[Part of a data file]
==================================================

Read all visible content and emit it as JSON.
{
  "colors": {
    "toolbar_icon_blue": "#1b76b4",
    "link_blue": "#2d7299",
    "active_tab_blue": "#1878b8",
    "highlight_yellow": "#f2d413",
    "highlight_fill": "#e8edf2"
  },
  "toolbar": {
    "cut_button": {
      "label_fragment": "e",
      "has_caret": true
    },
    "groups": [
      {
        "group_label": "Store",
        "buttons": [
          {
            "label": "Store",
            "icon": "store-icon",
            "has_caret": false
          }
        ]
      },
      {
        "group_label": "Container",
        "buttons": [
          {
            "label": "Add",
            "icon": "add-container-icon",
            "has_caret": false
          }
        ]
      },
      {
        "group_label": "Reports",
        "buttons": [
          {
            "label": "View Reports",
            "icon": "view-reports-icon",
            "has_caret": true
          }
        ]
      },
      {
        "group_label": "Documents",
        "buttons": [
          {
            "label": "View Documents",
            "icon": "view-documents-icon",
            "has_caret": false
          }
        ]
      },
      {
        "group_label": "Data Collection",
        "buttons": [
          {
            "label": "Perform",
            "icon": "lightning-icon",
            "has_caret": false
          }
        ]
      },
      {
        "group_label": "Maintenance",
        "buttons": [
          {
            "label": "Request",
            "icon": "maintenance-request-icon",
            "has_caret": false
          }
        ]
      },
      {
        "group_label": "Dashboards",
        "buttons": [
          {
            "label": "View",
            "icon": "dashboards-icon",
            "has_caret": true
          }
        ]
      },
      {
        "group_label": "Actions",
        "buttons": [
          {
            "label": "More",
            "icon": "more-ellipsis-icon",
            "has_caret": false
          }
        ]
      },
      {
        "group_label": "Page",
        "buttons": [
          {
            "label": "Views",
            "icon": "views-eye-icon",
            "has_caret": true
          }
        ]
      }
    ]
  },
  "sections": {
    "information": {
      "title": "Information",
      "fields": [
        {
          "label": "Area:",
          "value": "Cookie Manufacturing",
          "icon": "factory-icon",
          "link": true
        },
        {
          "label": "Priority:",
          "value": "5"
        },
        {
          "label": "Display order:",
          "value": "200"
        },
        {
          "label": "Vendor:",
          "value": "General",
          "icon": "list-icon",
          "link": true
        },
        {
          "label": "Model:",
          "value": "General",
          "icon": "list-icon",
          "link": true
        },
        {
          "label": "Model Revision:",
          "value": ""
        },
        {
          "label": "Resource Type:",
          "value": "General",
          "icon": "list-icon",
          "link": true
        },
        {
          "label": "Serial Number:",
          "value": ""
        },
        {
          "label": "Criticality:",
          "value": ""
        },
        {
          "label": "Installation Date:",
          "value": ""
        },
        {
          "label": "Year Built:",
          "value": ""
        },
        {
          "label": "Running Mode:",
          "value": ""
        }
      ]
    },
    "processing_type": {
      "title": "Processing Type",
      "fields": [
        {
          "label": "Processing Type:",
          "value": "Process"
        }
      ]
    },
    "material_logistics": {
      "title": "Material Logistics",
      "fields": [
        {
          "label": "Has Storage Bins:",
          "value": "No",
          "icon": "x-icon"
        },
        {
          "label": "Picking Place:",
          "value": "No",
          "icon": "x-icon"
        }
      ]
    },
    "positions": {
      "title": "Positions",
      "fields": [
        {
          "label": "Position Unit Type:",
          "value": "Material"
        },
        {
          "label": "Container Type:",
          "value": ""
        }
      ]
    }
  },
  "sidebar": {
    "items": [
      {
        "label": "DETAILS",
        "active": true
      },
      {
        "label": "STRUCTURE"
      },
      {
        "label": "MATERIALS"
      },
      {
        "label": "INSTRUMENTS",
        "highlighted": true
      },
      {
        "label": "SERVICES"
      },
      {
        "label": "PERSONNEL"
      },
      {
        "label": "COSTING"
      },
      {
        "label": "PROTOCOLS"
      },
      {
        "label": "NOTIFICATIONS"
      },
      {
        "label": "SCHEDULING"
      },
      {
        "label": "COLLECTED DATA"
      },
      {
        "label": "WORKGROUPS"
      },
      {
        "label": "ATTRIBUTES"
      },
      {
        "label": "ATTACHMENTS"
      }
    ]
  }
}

==================================================

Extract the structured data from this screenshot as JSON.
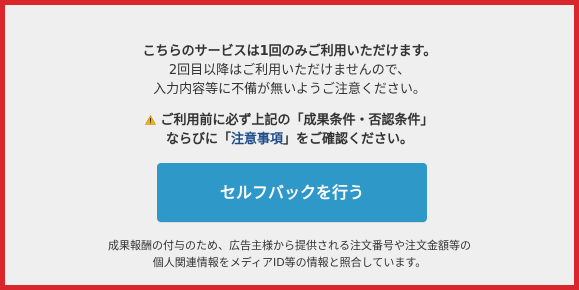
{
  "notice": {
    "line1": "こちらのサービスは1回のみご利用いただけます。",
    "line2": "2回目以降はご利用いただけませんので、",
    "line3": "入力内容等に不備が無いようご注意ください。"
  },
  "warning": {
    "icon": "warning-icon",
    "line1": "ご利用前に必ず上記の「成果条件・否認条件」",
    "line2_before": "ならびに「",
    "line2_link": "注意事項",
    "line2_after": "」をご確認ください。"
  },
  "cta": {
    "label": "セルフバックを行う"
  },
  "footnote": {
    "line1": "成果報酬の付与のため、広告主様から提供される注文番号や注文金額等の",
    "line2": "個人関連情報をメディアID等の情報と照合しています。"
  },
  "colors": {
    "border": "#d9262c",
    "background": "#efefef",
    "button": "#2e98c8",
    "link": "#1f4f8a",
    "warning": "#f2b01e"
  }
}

==================================================

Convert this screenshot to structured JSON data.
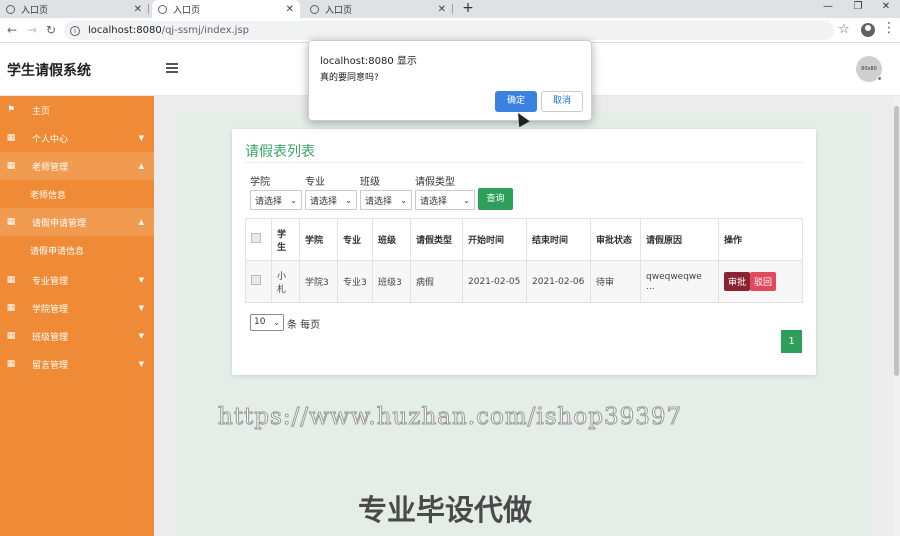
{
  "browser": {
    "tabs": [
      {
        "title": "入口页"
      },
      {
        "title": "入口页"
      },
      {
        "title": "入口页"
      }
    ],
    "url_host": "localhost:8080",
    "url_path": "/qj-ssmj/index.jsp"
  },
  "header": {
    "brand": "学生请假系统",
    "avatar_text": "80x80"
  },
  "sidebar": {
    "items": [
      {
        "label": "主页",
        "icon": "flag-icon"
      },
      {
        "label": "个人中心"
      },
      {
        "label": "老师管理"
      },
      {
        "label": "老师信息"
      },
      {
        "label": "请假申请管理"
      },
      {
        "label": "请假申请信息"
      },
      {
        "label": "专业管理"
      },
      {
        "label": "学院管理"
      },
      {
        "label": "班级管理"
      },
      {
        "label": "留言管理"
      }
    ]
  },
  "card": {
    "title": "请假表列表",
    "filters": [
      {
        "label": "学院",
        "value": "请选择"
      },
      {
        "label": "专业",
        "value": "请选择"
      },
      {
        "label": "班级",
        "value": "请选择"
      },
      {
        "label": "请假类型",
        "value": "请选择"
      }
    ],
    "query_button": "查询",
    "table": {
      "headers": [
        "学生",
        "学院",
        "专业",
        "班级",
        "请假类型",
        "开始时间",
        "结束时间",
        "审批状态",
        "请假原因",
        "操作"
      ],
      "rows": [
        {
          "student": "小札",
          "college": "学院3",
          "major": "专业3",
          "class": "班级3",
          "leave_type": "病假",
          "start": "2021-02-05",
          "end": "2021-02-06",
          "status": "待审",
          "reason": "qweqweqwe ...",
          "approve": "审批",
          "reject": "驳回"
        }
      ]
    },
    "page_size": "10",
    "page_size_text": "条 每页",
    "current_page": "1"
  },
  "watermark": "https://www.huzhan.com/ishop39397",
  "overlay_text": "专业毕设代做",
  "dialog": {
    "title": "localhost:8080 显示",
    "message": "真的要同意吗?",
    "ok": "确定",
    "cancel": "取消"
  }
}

==================================================

• **Short task**:
Reply with one number: the count of lines in the entries that include the word "title".

• **Result of this exercise**:
9